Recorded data

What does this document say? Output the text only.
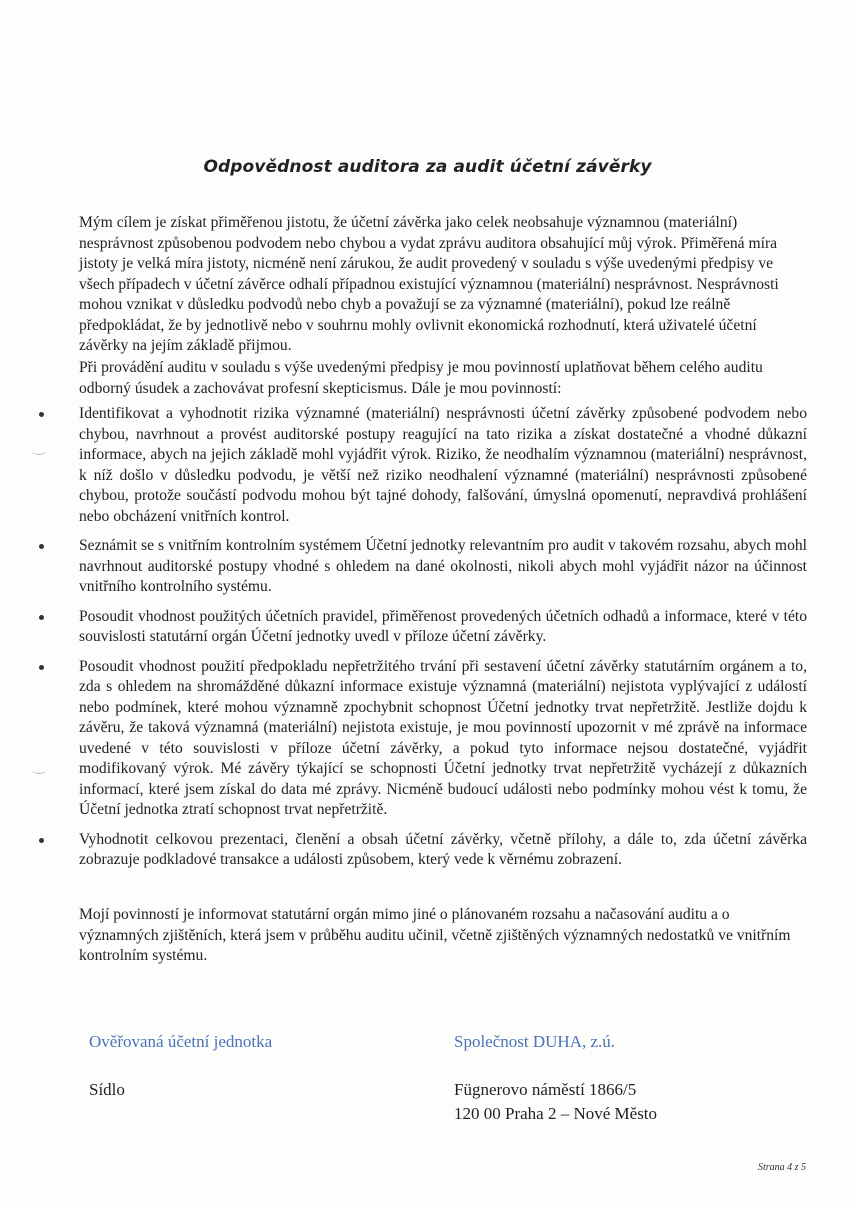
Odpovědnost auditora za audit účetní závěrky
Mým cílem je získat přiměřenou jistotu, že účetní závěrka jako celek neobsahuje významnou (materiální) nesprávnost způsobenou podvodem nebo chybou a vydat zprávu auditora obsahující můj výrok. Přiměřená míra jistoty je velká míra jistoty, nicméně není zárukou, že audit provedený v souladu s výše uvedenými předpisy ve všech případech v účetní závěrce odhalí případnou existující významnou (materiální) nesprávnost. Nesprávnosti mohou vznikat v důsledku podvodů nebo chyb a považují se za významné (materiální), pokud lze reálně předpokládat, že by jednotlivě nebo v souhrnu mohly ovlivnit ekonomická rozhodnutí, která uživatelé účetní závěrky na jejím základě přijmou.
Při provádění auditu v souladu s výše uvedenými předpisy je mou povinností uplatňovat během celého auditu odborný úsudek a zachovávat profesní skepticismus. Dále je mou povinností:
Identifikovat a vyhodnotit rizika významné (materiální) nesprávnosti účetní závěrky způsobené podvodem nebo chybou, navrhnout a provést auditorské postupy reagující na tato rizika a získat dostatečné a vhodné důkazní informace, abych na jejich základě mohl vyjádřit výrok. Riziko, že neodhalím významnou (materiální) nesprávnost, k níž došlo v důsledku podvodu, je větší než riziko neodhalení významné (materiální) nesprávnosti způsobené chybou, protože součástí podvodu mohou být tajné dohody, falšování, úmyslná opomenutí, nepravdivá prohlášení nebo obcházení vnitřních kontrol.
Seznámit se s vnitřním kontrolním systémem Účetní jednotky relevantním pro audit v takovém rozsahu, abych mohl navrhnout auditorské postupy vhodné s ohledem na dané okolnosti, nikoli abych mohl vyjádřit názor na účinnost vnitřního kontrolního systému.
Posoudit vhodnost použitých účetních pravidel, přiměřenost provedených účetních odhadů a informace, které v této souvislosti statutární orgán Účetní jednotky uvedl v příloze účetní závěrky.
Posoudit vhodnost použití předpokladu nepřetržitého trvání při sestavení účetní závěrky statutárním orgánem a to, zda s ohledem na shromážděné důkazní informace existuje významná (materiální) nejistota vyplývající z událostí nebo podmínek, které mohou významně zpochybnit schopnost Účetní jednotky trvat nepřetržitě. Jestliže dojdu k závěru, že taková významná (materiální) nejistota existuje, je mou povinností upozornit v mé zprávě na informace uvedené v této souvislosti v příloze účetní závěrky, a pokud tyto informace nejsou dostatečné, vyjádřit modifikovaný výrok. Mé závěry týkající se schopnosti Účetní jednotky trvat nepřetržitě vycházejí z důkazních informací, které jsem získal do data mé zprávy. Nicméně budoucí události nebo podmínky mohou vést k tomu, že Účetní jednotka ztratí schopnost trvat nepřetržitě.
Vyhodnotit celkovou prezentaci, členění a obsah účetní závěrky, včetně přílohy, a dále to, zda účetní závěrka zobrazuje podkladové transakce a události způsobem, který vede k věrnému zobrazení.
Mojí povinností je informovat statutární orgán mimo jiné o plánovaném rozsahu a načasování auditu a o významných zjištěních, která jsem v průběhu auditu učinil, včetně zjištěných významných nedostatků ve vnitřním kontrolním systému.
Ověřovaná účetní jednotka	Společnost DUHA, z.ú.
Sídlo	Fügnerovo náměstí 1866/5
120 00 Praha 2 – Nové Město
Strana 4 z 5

--

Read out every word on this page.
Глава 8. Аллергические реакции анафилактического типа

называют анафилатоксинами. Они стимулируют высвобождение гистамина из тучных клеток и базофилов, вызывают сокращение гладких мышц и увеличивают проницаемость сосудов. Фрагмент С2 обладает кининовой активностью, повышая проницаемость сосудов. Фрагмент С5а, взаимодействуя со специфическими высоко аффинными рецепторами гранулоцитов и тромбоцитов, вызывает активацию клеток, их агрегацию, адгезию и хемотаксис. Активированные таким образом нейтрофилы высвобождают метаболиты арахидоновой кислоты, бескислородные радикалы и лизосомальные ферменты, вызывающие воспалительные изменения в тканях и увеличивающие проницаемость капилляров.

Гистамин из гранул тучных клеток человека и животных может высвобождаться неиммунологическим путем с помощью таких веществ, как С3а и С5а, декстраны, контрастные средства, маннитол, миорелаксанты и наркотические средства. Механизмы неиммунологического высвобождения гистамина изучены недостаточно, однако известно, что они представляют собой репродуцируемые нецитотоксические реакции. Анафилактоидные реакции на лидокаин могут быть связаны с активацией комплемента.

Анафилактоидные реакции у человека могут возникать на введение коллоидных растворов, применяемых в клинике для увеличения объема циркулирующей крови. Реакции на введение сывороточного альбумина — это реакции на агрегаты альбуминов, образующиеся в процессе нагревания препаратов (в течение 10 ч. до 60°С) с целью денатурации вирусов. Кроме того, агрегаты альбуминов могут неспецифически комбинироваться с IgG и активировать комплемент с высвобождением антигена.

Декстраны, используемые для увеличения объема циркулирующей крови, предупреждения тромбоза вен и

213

[Required work]
Copy every line of the listing containing the string "this".

[Problem solution]
What does this document say? Output the text only.
Read out every word on this page.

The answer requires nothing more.